■ **TASKS TO PERFORM**
1. Where did August Kastra work as a telegraph operator, according to the biography of him?
2. Which newspapers does the biography of August Kastra say he worked for or edited?
3. Pick up the biography of August Kastra after its last sentence and continue it.

■ **DOCUMENT SECTION**
>>>>
August Eduard Kastra (17 October 1878 – 21 October 1941) was an Estonian journalist and a trade union leader. He was the first chair of the Confederation of Estonian Trade Unions in Estonia and a member of the Reval (Tallinn) Committee of the Russian Social Democratic Labour Party (RSDLP) in early 20th century. Imprisoned during Joseph Stalin’s Great Purge in 1936, he died in the Gulag concentration camp in October 1941.

== Early life ==
Kastra was born on 17 October 1878 in Dorpat (Tartu) into a family of a horse carriage driver. He attended the Hugo Treffner Gymnasium, but was expelled as the family could not afford the tuition. He then started working as a telegraph operator at Vegovo train station. During 1905 revolution, Kastra was a member of the city committee of the RSDLP, so he was arrested in 1907.  Following the release from prison in 1908, August moved to Tallinn.

== Journalistic and political career ==
In Tallinn, Kastra worked in several newspapers (Trud, Tallinna Teataja), attending meetings of the then-illegal Bureau of Reval Trade Unions.  In 1910, Kastra became a voting member of the Reval Committee of the RSDLP.  In 1912, he became an editor of a worker’s newspaper, Kiir, in Narva.
<<<<
■ **INFORMATION**
>>>>
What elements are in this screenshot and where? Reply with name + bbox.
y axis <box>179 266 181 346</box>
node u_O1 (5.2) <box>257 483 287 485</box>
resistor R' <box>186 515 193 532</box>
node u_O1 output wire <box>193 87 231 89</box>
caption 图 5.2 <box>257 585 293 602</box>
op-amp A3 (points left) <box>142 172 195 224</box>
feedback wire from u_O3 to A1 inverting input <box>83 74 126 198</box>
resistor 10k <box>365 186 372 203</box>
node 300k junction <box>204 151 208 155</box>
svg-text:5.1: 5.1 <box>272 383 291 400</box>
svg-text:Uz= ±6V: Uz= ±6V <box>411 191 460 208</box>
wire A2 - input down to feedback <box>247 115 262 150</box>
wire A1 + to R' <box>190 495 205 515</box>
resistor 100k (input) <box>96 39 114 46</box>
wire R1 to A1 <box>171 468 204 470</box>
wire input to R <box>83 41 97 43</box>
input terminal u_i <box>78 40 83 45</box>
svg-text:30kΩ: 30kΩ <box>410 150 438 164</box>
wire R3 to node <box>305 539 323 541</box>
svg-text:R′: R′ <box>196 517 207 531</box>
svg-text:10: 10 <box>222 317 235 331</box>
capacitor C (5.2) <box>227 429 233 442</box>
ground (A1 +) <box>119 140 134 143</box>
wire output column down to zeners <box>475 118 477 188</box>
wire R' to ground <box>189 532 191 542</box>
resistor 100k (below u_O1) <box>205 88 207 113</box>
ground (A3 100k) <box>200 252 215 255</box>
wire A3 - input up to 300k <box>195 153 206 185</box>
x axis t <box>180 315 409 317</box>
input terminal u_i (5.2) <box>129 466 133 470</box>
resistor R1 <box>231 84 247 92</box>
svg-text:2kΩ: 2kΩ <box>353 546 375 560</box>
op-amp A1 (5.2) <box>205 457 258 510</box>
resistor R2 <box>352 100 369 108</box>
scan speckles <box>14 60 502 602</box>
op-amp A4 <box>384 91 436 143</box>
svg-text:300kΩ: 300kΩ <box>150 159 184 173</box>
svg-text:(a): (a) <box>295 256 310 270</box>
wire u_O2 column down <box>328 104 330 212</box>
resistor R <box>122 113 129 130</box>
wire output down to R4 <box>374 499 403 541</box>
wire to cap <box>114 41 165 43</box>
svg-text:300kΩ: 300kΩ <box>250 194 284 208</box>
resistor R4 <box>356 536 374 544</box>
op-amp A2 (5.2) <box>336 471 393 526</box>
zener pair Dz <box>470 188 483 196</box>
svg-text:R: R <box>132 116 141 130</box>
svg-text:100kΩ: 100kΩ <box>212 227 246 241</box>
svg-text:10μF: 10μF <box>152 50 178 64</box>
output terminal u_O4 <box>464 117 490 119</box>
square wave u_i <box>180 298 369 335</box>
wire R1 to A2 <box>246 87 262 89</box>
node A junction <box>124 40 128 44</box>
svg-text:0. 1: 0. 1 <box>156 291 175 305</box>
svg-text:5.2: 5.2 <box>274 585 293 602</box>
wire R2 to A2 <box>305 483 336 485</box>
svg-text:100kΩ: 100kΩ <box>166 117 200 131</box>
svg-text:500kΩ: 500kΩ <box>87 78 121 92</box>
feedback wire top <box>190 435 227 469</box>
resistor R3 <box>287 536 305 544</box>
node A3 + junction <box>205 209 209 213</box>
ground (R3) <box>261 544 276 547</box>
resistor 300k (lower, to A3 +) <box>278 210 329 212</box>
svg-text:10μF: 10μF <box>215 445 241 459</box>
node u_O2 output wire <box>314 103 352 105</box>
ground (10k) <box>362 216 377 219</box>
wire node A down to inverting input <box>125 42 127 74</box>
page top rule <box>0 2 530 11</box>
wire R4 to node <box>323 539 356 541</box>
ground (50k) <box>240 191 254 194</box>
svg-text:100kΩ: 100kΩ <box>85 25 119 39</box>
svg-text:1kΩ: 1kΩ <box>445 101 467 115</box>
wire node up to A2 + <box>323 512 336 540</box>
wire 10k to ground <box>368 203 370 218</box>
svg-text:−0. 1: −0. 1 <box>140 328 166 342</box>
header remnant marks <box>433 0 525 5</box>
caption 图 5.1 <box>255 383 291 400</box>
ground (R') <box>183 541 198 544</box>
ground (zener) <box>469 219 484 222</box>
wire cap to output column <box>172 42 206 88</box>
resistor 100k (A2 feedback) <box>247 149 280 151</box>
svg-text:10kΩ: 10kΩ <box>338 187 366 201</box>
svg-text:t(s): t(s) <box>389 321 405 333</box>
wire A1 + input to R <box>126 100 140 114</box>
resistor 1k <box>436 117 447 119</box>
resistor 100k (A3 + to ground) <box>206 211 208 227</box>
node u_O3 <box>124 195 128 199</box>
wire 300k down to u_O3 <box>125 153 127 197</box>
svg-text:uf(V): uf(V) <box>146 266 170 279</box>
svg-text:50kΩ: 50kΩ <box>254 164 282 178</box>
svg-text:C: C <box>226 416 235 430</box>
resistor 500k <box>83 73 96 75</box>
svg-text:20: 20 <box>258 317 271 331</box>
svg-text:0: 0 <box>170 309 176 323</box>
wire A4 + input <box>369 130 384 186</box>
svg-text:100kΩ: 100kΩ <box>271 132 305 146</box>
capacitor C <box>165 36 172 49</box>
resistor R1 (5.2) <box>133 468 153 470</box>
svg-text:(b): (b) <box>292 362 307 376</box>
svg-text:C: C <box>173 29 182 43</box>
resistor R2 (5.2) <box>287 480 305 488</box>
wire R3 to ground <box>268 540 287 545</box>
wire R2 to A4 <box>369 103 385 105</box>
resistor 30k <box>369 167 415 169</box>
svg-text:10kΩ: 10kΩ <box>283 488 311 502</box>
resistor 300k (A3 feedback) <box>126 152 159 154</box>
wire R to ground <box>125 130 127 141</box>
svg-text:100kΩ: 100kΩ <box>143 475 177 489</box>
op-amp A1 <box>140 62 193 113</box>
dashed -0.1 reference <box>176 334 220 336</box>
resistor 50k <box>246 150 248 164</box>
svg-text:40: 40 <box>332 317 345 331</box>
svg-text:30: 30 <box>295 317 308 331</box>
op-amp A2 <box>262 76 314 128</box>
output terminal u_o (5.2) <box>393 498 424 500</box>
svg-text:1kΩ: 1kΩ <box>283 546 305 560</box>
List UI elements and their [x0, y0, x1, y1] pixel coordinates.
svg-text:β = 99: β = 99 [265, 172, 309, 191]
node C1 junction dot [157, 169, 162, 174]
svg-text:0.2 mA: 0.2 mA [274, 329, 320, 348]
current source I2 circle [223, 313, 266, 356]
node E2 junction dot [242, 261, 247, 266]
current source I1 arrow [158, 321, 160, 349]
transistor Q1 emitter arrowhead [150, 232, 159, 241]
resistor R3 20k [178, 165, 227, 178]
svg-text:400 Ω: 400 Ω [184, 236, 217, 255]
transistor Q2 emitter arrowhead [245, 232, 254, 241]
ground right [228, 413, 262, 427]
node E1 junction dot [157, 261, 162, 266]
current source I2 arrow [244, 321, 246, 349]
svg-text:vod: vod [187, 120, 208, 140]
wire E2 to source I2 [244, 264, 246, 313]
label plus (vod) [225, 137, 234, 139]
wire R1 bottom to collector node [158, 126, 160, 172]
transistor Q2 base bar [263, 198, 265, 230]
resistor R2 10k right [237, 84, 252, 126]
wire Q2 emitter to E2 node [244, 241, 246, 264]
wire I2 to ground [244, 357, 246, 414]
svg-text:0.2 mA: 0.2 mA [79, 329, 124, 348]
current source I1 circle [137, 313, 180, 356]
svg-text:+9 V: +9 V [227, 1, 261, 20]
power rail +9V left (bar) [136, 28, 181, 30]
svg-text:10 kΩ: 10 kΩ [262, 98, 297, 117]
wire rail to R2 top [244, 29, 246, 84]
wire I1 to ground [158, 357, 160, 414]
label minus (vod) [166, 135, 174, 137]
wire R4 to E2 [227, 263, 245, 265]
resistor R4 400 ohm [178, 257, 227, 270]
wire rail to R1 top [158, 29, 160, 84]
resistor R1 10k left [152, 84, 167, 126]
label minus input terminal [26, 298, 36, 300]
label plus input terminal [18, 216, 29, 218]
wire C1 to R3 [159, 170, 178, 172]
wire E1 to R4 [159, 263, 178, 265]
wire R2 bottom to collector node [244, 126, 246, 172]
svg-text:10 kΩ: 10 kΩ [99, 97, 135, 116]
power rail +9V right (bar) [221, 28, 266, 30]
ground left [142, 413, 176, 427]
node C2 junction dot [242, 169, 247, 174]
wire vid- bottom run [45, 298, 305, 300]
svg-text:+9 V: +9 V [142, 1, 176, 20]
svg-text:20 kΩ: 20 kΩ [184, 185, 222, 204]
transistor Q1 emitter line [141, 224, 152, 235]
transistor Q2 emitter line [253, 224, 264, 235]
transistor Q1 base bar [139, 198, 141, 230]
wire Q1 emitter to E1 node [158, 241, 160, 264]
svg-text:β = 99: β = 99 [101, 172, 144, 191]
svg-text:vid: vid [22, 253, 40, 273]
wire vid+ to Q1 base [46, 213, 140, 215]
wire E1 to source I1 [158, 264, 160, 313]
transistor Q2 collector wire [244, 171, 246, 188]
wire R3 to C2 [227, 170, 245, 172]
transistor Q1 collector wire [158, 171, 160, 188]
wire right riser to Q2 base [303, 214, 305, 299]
<<<<
■ **TASK-BY-TASK ANSWERS**
1. At Vegovo train station.

2. Trud, Tallinna Teataja, and Kiir.

3.
Following a conflict with Jaan Anvelt, who wrestled the control of Kiir from Kastra in 1913, he was expelled from RSDLP in June 1917, however the workers of Reval still elected him to the Reval Council of Workers and Soldier Deputies, and then as chair of the Confederation of Estonian Trade Unions.

In August 1919, Kastra moved to the Soviet Union, where he re-joined the RSDLP.  He continued his work in the Soviet trade union movement.

== Purges ==
In October 1936, Kastra was arrested by the NKVD. Following his arrest, Jaan Anvelt sent a letter to the NKVD accusing Kastra of being an Okhranka agent. On 1 June 1937, NKVD sentenced Kastra to 8 years in prison.

Kastra died on 21 October 1941, in the Sorok concentration camp “Shiznya” which was located in the Karelo-Finnish Soviet Socialist Republic.

== Rehabilitation ==
On the appeal of Kastra’s second wife, I. L. Kharitonova, Kastra was rehabilitated in February 1956 and then restored posthumously to the Communist Party of the Soviet Union.